# EXERCISE
Collect every line of the records below that contains the word "Quality".

# Dataset rows
________________________
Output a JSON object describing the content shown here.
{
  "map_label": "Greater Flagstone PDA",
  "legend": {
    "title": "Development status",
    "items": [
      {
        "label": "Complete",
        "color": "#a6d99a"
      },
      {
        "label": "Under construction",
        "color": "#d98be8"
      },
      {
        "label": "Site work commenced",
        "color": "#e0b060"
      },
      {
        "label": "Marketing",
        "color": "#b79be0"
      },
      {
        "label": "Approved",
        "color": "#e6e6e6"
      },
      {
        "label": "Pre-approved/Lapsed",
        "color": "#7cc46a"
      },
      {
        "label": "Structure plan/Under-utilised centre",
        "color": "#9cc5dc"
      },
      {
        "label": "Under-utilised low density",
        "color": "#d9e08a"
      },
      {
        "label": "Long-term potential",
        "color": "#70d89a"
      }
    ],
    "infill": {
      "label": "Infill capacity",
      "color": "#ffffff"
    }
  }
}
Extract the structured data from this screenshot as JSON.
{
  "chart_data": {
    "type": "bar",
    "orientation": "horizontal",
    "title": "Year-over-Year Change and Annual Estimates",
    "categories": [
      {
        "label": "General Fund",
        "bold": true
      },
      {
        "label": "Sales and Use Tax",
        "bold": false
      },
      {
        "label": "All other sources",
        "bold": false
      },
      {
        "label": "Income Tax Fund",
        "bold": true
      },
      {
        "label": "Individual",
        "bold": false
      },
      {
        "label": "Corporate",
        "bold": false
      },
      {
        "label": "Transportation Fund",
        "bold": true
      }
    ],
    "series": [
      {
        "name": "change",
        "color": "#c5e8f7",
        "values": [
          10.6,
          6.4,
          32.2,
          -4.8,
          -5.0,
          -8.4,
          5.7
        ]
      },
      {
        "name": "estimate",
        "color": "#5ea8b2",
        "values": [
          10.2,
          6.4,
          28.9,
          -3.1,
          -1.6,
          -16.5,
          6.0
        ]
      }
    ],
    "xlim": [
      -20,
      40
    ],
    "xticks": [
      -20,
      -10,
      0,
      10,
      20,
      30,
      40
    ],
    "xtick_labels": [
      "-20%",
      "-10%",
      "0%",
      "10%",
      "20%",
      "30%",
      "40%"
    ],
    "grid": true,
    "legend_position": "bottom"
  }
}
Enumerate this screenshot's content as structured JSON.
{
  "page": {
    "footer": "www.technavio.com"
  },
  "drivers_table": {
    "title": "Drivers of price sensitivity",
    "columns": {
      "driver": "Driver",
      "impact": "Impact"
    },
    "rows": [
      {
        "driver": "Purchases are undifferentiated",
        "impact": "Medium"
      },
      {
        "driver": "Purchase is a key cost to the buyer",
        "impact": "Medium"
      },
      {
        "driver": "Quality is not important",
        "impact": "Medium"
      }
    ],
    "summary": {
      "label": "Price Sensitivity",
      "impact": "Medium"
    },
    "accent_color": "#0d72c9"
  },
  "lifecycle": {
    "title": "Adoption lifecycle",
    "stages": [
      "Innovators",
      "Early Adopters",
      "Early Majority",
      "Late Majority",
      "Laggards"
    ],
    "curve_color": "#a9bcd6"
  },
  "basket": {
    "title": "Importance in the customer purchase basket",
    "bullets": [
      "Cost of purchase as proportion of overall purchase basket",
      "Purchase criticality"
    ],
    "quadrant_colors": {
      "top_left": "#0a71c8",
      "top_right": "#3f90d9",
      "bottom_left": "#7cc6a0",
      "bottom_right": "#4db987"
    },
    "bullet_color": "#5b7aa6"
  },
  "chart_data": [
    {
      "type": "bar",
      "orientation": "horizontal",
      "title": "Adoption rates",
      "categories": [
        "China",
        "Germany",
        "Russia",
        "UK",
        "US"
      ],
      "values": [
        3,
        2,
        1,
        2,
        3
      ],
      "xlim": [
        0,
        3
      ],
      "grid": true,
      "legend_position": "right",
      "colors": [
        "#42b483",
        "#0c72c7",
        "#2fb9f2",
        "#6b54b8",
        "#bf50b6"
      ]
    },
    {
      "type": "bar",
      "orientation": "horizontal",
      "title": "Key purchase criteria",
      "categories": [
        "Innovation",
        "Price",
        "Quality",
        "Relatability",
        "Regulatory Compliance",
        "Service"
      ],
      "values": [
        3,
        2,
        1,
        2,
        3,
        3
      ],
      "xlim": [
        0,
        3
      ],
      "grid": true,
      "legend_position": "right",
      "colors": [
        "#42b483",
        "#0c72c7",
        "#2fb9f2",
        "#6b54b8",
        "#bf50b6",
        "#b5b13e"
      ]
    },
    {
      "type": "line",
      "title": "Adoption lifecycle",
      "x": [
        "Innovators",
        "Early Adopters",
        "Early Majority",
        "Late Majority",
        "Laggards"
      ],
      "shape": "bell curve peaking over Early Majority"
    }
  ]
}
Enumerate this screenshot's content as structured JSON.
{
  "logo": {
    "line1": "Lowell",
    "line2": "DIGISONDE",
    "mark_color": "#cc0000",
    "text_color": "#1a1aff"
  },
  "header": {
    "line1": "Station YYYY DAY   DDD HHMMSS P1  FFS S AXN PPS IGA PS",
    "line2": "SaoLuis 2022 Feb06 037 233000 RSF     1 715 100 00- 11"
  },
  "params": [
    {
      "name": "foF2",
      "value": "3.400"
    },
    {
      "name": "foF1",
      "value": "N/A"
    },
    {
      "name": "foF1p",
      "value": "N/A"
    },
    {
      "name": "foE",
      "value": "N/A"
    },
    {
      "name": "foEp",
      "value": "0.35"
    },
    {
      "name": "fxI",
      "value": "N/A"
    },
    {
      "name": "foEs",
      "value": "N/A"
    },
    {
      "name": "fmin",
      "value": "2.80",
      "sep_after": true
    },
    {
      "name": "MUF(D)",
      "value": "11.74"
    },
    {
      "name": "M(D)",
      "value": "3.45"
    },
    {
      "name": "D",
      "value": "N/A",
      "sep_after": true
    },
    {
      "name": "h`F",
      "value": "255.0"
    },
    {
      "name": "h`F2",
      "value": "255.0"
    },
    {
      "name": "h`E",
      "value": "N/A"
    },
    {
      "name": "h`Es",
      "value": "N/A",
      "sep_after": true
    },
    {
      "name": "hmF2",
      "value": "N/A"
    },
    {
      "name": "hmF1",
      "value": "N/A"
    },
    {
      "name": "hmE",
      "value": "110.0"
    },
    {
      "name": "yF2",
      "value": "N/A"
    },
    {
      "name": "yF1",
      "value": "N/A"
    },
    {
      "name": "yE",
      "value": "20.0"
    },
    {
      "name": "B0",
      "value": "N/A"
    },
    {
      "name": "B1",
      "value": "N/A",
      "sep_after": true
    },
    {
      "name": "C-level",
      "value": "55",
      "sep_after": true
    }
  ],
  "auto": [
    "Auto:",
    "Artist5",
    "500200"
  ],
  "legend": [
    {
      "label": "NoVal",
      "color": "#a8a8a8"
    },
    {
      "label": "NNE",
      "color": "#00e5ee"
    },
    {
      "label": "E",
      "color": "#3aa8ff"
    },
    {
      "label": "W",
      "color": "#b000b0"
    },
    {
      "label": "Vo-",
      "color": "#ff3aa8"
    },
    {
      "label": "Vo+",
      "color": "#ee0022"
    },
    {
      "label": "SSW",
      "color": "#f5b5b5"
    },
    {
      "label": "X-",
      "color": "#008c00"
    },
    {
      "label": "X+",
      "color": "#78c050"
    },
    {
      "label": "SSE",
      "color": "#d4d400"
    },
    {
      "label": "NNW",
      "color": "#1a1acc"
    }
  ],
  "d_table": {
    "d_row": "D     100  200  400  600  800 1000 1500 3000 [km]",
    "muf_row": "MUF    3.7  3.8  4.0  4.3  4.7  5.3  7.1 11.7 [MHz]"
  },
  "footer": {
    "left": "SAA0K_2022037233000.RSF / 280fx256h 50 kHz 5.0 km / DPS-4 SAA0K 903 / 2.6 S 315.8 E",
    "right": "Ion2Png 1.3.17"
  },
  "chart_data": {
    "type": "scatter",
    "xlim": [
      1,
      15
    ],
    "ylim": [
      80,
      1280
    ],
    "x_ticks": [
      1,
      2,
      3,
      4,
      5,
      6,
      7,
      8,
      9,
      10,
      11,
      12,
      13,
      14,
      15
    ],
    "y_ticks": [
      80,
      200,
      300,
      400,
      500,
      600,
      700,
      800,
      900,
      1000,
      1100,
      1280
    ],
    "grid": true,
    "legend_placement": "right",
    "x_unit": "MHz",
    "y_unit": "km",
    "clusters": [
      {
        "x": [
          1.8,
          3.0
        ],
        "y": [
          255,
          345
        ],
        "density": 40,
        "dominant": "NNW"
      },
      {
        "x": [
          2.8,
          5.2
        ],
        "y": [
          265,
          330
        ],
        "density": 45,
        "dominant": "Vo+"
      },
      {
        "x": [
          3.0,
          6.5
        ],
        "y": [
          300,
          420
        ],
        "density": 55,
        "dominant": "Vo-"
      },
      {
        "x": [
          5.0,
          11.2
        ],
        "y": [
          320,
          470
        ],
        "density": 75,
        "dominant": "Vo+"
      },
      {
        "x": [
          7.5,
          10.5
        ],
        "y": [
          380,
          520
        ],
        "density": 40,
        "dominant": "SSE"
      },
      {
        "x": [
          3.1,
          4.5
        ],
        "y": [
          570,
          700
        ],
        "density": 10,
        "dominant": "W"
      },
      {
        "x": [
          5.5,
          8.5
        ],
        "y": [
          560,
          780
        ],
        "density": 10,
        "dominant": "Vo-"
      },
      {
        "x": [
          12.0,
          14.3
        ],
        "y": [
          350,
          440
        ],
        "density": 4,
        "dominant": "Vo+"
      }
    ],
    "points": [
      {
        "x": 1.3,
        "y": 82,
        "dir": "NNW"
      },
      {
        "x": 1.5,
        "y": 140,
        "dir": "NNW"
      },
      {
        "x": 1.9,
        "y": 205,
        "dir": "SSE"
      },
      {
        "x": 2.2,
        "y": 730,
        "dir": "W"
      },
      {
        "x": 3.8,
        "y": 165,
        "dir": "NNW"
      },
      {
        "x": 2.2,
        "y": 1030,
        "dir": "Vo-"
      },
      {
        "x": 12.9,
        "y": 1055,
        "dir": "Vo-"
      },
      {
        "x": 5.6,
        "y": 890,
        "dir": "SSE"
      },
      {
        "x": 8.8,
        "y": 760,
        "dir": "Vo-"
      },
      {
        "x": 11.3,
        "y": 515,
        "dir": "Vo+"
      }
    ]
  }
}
________________________
# TASK SOLUTION
        "driver": "Quality is not important",
        "Quality",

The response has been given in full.